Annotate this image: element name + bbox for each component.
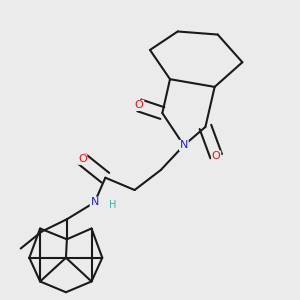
Text: O: O <box>135 100 144 110</box>
Text: N: N <box>90 197 99 207</box>
Text: O: O <box>78 154 87 164</box>
Text: N: N <box>180 140 188 150</box>
Text: O: O <box>212 151 220 161</box>
Text: H: H <box>110 200 117 210</box>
____________________
*Problem description:* Rewrite the items above, replacing "component" with "part" and leaving everything else unchanged. Omit the pictures from the rewritten version.

*Finished task:*
Annotate this image: element name + bbox for each part.
Text: O: O <box>135 100 144 110</box>
Text: N: N <box>90 197 99 207</box>
Text: O: O <box>78 154 87 164</box>
Text: N: N <box>180 140 188 150</box>
Text: O: O <box>212 151 220 161</box>
Text: H: H <box>110 200 117 210</box>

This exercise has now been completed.